==== RECORDS FOR PROCESSING

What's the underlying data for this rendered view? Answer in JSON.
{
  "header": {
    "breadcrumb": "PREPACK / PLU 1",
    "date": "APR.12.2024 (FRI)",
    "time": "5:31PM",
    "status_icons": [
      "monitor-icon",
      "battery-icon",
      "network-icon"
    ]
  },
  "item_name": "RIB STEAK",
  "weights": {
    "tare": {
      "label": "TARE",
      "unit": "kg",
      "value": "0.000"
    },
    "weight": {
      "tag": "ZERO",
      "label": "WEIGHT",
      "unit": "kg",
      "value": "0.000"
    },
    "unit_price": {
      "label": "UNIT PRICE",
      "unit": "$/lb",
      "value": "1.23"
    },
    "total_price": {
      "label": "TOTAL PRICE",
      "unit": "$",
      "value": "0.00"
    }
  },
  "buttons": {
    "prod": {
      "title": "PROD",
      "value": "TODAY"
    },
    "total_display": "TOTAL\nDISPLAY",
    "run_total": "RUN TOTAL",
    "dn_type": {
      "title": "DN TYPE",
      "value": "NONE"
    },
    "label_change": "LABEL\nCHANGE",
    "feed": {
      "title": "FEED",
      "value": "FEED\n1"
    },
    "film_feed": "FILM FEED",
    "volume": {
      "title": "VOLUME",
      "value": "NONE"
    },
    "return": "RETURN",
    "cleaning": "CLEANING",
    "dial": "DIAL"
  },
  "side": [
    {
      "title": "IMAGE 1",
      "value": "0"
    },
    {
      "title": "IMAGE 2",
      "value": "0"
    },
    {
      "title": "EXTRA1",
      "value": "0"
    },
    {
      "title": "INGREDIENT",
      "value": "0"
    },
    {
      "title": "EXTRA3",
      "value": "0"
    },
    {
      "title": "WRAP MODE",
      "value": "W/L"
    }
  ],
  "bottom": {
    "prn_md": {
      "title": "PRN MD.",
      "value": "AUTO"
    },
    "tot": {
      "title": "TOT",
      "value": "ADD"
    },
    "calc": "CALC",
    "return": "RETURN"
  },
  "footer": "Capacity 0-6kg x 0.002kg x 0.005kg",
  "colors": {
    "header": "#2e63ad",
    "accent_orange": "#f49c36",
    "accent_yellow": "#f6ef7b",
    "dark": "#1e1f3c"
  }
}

========

SHORT PROBLEM :: Reproduce the listing above word for word.

RESPONSE ::
What's the underlying data for this rendered view? Answer in JSON.
{
  "header": {
    "breadcrumb": "PREPACK / PLU 1",
    "date": "APR.12.2024 (FRI)",
    "time": "5:31PM",
    "status_icons": [
      "monitor-icon",
      "battery-icon",
      "network-icon"
    ]
  },
  "item_name": "RIB STEAK",
  "weights": {
    "tare": {
      "label": "TARE",
      "unit": "kg",
      "value": "0.000"
    },
    "weight": {
      "tag": "ZERO",
      "label": "WEIGHT",
      "unit": "kg",
      "value": "0.000"
    },
    "unit_price": {
      "label": "UNIT PRICE",
      "unit": "$/lb",
      "value": "1.23"
    },
    "total_price": {
      "label": "TOTAL PRICE",
      "unit": "$",
      "value": "0.00"
    }
  },
  "buttons": {
    "prod": {
      "title": "PROD",
      "value": "TODAY"
    },
    "total_display": "TOTAL\nDISPLAY",
    "run_total": "RUN TOTAL",
    "dn_type": {
      "title": "DN TYPE",
      "value": "NONE"
    },
    "label_change": "LABEL\nCHANGE",
    "feed": {
      "title": "FEED",
      "value": "FEED\n1"
    },
    "film_feed": "FILM FEED",
    "volume": {
      "title": "VOLUME",
      "value": "NONE"
    },
    "return": "RETURN",
    "cleaning": "CLEANING",
    "dial": "DIAL"
  },
  "side": [
    {
      "title": "IMAGE 1",
      "value": "0"
    },
    {
      "title": "IMAGE 2",
      "value": "0"
    },
    {
      "title": "EXTRA1",
      "value": "0"
    },
    {
      "title": "INGREDIENT",
      "value": "0"
    },
    {
      "title": "EXTRA3",
      "value": "0"
    },
    {
      "title": "WRAP MODE",
      "value": "W/L"
    }
  ],
  "bottom": {
    "prn_md": {
      "title": "PRN MD.",
      "value": "AUTO"
    },
    "tot": {
      "title": "TOT",
      "value": "ADD"
    },
    "calc": "CALC",
    "return": "RETURN"
  },
  "footer": "Capacity 0-6kg x 0.002kg x 0.005kg",
  "colors": {
    "header": "#2e63ad",
    "accent_orange": "#f49c36",
    "accent_yellow": "#f6ef7b",
    "dark": "#1e1f3c"
  }
}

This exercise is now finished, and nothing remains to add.